:: Exercise data ::
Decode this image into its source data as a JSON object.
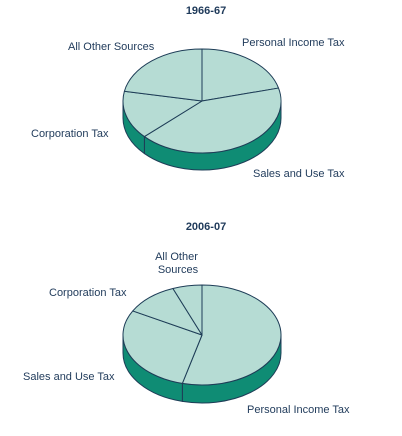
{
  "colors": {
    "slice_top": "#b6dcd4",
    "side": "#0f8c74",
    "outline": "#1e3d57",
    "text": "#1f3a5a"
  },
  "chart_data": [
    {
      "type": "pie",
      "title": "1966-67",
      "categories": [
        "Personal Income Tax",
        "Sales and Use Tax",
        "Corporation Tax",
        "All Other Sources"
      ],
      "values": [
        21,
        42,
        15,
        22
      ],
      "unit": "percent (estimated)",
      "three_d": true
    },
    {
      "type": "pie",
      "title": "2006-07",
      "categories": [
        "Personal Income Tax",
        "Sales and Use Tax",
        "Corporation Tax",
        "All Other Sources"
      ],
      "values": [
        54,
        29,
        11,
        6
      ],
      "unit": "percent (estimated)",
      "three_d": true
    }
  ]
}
:::
:: Exercise data ::
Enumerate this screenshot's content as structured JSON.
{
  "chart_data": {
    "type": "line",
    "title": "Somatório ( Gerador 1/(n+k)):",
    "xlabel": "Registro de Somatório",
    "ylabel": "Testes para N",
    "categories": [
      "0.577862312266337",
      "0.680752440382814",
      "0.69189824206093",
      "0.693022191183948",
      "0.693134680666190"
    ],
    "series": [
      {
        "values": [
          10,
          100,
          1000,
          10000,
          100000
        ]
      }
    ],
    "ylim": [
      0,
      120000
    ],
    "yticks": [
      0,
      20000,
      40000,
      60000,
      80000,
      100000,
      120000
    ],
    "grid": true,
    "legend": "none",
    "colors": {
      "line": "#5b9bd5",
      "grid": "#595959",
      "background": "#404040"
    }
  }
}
:::
Using the records above, copy each line that contains "JSON".

Decode this image into its source data as a JSON object.
Enumerate this screenshot's content as structured JSON.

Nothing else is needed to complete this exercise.